- **PROVIDED DATA**

——————————

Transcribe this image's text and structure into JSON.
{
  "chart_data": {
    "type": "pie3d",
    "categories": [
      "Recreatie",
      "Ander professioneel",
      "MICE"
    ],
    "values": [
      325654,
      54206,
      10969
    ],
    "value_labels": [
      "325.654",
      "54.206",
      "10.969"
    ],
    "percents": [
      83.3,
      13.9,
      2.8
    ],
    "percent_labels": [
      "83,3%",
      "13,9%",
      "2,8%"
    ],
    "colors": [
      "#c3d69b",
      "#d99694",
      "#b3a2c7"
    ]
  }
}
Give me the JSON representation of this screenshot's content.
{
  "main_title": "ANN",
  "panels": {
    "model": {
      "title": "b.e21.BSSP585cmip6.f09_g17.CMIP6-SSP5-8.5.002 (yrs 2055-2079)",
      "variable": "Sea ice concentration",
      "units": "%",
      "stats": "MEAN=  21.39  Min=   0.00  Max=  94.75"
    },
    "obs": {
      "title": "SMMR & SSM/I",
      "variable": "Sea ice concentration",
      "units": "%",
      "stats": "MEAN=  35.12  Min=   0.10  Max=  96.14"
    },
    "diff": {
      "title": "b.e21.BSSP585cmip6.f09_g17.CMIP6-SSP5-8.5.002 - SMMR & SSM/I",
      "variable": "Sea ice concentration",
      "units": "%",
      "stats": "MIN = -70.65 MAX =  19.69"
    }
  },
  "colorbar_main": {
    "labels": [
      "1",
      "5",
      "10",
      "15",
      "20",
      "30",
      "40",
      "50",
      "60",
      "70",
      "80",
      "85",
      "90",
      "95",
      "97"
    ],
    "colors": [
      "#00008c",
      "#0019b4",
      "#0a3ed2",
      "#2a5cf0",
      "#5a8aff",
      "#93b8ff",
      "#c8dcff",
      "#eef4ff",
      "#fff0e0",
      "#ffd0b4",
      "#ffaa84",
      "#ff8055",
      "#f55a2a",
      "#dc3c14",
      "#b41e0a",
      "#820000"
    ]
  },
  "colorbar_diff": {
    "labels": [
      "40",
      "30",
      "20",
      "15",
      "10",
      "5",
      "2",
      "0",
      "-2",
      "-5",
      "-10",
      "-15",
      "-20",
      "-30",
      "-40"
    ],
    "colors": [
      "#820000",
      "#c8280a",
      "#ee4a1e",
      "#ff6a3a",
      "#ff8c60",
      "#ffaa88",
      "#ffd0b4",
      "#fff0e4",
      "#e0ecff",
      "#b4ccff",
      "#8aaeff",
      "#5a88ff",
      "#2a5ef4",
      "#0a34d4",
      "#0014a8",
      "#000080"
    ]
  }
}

——————————

- **STATED EXERCISE**
Copy out every line where the word "this" occurs.

- **COMPLETED EXERCISE**
Transcribe this image's text and structure into JSON.
Give me the JSON representation of this screenshot's content.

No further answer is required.